DIRECTIVE:
Quote every line as given.

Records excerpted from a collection
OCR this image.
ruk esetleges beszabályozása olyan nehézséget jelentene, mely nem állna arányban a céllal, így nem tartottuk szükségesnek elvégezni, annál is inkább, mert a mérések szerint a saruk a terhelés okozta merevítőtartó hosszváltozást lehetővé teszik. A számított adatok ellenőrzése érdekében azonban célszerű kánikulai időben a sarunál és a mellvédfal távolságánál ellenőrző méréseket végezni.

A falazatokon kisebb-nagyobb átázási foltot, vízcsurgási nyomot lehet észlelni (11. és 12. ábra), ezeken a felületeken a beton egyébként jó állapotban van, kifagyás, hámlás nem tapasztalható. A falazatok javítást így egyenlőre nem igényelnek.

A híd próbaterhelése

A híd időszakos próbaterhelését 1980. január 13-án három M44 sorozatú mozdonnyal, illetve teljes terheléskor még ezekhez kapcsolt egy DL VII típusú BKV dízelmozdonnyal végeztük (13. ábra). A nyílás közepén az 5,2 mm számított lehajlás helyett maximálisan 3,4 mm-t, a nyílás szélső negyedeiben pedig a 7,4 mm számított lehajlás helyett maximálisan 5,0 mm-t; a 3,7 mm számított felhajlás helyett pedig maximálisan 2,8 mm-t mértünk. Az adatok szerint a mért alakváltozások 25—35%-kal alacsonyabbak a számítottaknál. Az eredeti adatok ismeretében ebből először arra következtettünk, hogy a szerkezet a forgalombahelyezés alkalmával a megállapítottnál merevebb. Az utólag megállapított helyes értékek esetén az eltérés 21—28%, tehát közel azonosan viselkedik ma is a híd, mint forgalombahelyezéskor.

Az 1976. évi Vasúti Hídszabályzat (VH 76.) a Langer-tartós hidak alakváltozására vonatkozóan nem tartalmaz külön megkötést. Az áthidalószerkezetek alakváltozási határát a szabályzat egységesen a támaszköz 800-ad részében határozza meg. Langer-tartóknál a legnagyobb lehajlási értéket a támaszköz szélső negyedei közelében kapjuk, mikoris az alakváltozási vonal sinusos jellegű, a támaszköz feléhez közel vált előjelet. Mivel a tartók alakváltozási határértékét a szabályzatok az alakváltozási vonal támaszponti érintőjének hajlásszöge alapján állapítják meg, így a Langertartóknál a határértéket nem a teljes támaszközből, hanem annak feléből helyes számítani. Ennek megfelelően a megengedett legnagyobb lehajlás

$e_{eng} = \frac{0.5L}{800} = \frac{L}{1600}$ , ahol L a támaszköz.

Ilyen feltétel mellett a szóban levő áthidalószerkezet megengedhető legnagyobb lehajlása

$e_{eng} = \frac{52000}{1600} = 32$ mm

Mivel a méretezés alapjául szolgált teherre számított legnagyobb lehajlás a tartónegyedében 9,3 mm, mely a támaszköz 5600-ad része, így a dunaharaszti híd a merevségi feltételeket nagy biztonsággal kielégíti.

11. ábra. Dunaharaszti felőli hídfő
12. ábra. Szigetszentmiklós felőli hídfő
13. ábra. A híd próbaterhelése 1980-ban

EXERCISE RESULT:
OCR this image.
ruk esetleges beszabályozása olyan nehézséget jelentene, mely nem állna arányban a céllal, így nem tartottuk szükségesnek elvégezni, annál is inkább, mert a mérések szerint a saruk a terhelés okozta merevítőtartó hosszváltozást lehetővé teszik. A számított adatok ellenőrzése érdekében azonban célszerű kánikulai időben a sarunál és a mellvédfal távolságánál ellenőrző méréseket végezni.

A falazatokon kisebb-nagyobb átázási foltot, vízcsurgási nyomot lehet észlelni (11. és 12. ábra), ezeken a felületeken a beton egyébként jó állapotban van, kifagyás, hámlás nem tapasztalható. A falazatok javítást így egyenlőre nem igényelnek.

A híd próbaterhelése

A híd időszakos próbaterhelését 1980. január 13-án három M44 sorozatú mozdonnyal, illetve teljes terheléskor még ezekhez kapcsolt egy DL VII típusú BKV dízelmozdonnyal végeztük (13. ábra). A nyílás közepén az 5,2 mm számított lehajlás helyett maximálisan 3,4 mm-t, a nyílás szélső negyedeiben pedig a 7,4 mm számított lehajlás helyett maximálisan 5,0 mm-t; a 3,7 mm számított felhajlás helyett pedig maximálisan 2,8 mm-t mértünk. Az adatok szerint a mért alakváltozások 25—35%-kal alacsonyabbak a számítottaknál. Az eredeti adatok ismeretében ebből először arra következtettünk, hogy a szerkezet a forgalombahelyezés alkalmával a megállapítottnál merevebb. Az utólag megállapított helyes értékek esetén az eltérés 21—28%, tehát közel azonosan viselkedik ma is a híd, mint forgalombahelyezéskor.

Az 1976. évi Vasúti Hídszabályzat (VH 76.) a Langer-tartós hidak alakváltozására vonatkozóan nem tartalmaz külön megkötést. Az áthidalószerkezetek alakváltozási határát a szabályzat egységesen a támaszköz 800-ad részében határozza meg. Langer-tartóknál a legnagyobb lehajlási értéket a támaszköz szélső negyedei közelében kapjuk, mikoris az alakváltozási vonal sinusos jellegű, a támaszköz feléhez közel vált előjelet. Mivel a tartók alakváltozási határértékét a szabályzatok az alakváltozási vonal támaszponti érintőjének hajlásszöge alapján állapítják meg, így a Langertartóknál a határértéket nem a teljes támaszközből, hanem annak feléből helyes számítani. Ennek megfelelően a megengedett legnagyobb lehajlás

$e_{eng} = \frac{0.5L}{800} = \frac{L}{1600}$ , ahol L a támaszköz.

Ilyen feltétel mellett a szóban levő áthidalószerkezet megengedhető legnagyobb lehajlása

$e_{eng} = \frac{52000}{1600} = 32$ mm

Mivel a méretezés alapjául szolgált teherre számított legnagyobb lehajlás a tartónegyedében 9,3 mm, mely a támaszköz 5600-ad része, így a dunaharaszti híd a merevségi feltételeket nagy biztonsággal kielégíti.

11. ábra. Dunaharaszti felőli hídfő
12. ábra. Szigetszentmiklós felőli hídfő
13. ábra. A híd próbaterhelése 1980-ban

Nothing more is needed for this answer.